_SELECTED PASSAGE:_
┌────────

Posts Tagged ‘anywhere theatre festival

17
May
18

Songs for Nobodies

 

Songs For Nobodies

Red Umbrella Theatre Co-operative

C-Square, Howard Street, Nambour

Sunday May 13 & Saturday May 19 2018

 

Reviewed by Xanthe Coward

 

 

How does the pursuit of success both define and restrain us? Find out as we join five nobodies on their journey of discovery. Walk the Nambour Vintage Theatre Trail and become immersed in the highs and lows of life in the 40’s, 50’s and 60’s. Along the way be enchanted by the songs of Judy Garland, Edith Piaf, Patsy Cline, Billie Holiday and Maria Callas.

 

Songs for Nobodies was penned by award winning playwright Joanna Murray-Smith, who has captivated audiences around the world with her sensitive and heartfelt explorations of the human condition. This play explores how connecting with others has the power to heal and change us all.

└────────

_REQUESTS:_
1. Reproduce the stretch of the Songs for Nobodies page from "How does the" through "and Maria Callas.", word for word.
2. Write out the listing from its first line through the line containing "go-to-reply-link[interactable]: ➤ 댓글로 가기 xyxy=(603,6,674,23)", including both of those lines.

(Page element annotations)
┌────────

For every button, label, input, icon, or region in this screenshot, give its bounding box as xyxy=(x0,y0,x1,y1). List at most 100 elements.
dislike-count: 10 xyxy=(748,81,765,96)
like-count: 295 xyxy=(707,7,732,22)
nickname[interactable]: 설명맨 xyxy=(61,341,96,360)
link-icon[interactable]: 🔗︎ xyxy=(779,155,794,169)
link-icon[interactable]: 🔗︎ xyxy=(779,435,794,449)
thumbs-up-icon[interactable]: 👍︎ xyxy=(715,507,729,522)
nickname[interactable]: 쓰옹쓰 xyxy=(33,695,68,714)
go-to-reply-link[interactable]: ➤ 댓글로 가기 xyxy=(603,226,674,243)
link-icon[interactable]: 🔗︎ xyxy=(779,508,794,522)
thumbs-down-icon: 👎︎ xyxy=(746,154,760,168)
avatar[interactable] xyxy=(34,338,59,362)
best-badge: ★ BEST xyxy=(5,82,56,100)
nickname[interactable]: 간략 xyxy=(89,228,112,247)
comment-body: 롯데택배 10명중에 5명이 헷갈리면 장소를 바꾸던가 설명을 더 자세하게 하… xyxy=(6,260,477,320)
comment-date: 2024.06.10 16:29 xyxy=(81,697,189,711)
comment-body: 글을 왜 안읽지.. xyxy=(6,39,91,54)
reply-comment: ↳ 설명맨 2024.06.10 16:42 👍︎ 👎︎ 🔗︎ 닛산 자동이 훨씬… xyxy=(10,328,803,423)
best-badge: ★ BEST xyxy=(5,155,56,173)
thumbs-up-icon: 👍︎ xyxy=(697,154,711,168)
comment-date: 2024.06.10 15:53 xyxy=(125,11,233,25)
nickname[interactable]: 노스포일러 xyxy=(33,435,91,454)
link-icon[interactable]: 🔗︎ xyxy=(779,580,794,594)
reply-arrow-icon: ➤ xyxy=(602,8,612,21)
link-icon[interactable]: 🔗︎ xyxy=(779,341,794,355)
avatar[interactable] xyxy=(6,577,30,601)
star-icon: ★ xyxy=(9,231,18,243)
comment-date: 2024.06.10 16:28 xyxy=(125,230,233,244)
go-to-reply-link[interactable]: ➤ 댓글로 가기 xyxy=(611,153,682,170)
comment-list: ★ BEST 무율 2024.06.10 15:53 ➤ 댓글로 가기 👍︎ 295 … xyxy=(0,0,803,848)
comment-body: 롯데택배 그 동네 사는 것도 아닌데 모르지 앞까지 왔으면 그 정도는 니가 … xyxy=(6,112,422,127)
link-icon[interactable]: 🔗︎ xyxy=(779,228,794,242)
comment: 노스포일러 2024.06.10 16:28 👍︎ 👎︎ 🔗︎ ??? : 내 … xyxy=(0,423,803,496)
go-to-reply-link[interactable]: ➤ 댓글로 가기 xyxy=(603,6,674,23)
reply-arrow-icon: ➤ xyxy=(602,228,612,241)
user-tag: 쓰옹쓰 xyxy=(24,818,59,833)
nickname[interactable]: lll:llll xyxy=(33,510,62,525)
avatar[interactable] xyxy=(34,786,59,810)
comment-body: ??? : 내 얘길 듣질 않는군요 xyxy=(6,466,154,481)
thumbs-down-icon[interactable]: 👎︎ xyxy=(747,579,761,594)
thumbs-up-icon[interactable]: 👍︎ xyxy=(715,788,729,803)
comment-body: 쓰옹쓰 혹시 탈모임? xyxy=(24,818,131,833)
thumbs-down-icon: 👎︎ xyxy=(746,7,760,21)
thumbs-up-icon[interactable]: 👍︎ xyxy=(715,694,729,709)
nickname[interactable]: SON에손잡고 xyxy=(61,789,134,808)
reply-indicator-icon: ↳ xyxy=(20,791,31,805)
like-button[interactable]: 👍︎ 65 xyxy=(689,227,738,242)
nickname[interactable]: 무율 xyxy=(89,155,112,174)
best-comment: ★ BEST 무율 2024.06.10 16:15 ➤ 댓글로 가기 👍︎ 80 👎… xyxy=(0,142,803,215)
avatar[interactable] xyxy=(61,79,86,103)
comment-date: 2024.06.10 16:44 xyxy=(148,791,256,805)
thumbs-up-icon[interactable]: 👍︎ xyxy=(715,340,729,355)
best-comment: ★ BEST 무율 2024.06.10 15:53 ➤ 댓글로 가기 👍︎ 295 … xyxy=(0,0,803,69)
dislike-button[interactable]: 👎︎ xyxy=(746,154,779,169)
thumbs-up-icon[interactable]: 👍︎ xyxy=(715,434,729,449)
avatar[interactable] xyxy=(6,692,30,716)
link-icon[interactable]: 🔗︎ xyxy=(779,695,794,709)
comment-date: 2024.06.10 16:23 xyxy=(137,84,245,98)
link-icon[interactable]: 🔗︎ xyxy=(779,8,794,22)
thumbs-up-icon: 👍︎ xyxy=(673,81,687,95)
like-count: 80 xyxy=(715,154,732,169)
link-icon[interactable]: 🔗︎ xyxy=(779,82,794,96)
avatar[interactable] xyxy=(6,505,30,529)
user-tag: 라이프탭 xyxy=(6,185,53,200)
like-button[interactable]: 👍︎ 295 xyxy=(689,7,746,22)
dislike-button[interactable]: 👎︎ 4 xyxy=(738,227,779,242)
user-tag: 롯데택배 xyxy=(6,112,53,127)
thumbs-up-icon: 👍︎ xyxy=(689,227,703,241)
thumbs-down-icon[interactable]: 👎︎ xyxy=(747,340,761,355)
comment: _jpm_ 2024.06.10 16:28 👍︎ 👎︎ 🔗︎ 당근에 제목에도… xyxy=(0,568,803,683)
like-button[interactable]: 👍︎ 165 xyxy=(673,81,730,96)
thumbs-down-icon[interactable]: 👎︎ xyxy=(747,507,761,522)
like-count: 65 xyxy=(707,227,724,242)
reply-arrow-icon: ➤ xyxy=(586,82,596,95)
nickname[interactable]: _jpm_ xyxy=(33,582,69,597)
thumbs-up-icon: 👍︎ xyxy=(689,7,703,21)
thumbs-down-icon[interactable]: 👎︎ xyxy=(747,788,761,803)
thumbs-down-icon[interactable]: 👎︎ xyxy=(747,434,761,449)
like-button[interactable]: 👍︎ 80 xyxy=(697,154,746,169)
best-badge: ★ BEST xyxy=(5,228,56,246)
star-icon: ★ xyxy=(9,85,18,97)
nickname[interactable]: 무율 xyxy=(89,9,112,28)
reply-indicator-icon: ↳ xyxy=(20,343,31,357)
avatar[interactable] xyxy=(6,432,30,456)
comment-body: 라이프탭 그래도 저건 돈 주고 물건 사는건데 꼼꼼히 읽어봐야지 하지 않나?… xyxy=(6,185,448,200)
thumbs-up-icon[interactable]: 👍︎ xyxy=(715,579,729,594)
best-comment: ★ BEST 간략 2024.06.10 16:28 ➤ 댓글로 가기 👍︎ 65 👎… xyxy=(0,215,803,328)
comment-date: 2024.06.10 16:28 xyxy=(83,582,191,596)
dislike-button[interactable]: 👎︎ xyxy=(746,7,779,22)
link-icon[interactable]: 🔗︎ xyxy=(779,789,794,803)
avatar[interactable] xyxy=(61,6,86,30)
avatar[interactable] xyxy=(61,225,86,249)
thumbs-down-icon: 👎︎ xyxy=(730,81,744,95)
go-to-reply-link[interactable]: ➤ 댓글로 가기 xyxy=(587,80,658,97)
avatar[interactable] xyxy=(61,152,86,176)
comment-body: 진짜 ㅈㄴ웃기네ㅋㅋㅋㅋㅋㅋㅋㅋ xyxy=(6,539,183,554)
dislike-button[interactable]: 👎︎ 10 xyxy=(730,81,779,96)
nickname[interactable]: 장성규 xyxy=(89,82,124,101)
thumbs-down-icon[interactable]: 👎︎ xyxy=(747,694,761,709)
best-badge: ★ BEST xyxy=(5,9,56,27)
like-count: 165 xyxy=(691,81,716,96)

└────────

_SOLUTIONS IN ORDER:_
1.
How does the pursuit of success both define and restrain us? Find out as we join five nobodies on their journey of discovery. Walk the Nambour Vintage Theatre Trail and become immersed in the highs and lows of life in the 40’s, 50’s and 60’s. Along the way be enchanted by the songs of Judy Garland, Edith Piaf, Patsy Cline, Billie Holiday and Maria Callas.

2.
For every button, label, input, icon, or region in this screenshot, give its bounding box as xyxy=(x0,y0,x1,y1). List at most 100 elements.
dislike-count: 10 xyxy=(748,81,765,96)
like-count: 295 xyxy=(707,7,732,22)
nickname[interactable]: 설명맨 xyxy=(61,341,96,360)
link-icon[interactable]: 🔗︎ xyxy=(779,155,794,169)
link-icon[interactable]: 🔗︎ xyxy=(779,435,794,449)
thumbs-up-icon[interactable]: 👍︎ xyxy=(715,507,729,522)
nickname[interactable]: 쓰옹쓰 xyxy=(33,695,68,714)
go-to-reply-link[interactable]: ➤ 댓글로 가기 xyxy=(603,226,674,243)
link-icon[interactable]: 🔗︎ xyxy=(779,508,794,522)
thumbs-down-icon: 👎︎ xyxy=(746,154,760,168)
avatar[interactable] xyxy=(34,338,59,362)
best-badge: ★ BEST xyxy=(5,82,56,100)
nickname[interactable]: 간략 xyxy=(89,228,112,247)
comment-body: 롯데택배 10명중에 5명이 헷갈리면 장소를 바꾸던가 설명을 더 자세하게 하… xyxy=(6,260,477,320)
comment-date: 2024.06.10 16:29 xyxy=(81,697,189,711)
comment-body: 글을 왜 안읽지.. xyxy=(6,39,91,54)
reply-comment: ↳ 설명맨 2024.06.10 16:42 👍︎ 👎︎ 🔗︎ 닛산 자동이 훨씬… xyxy=(10,328,803,423)
best-badge: ★ BEST xyxy=(5,155,56,173)
thumbs-up-icon: 👍︎ xyxy=(697,154,711,168)
comment-date: 2024.06.10 15:53 xyxy=(125,11,233,25)
nickname[interactable]: 노스포일러 xyxy=(33,435,91,454)
link-icon[interactable]: 🔗︎ xyxy=(779,580,794,594)
reply-arrow-icon: ➤ xyxy=(602,8,612,21)
link-icon[interactable]: 🔗︎ xyxy=(779,341,794,355)
avatar[interactable] xyxy=(6,577,30,601)
star-icon: ★ xyxy=(9,231,18,243)
comment-date: 2024.06.10 16:28 xyxy=(125,230,233,244)
go-to-reply-link[interactable]: ➤ 댓글로 가기 xyxy=(611,153,682,170)
comment-list: ★ BEST 무율 2024.06.10 15:53 ➤ 댓글로 가기 👍︎ 295 … xyxy=(0,0,803,848)
comment-body: 롯데택배 그 동네 사는 것도 아닌데 모르지 앞까지 왔으면 그 정도는 니가 … xyxy=(6,112,422,127)
link-icon[interactable]: 🔗︎ xyxy=(779,228,794,242)
comment: 노스포일러 2024.06.10 16:28 👍︎ 👎︎ 🔗︎ ??? : 내 … xyxy=(0,423,803,496)
go-to-reply-link[interactable]: ➤ 댓글로 가기 xyxy=(603,6,674,23)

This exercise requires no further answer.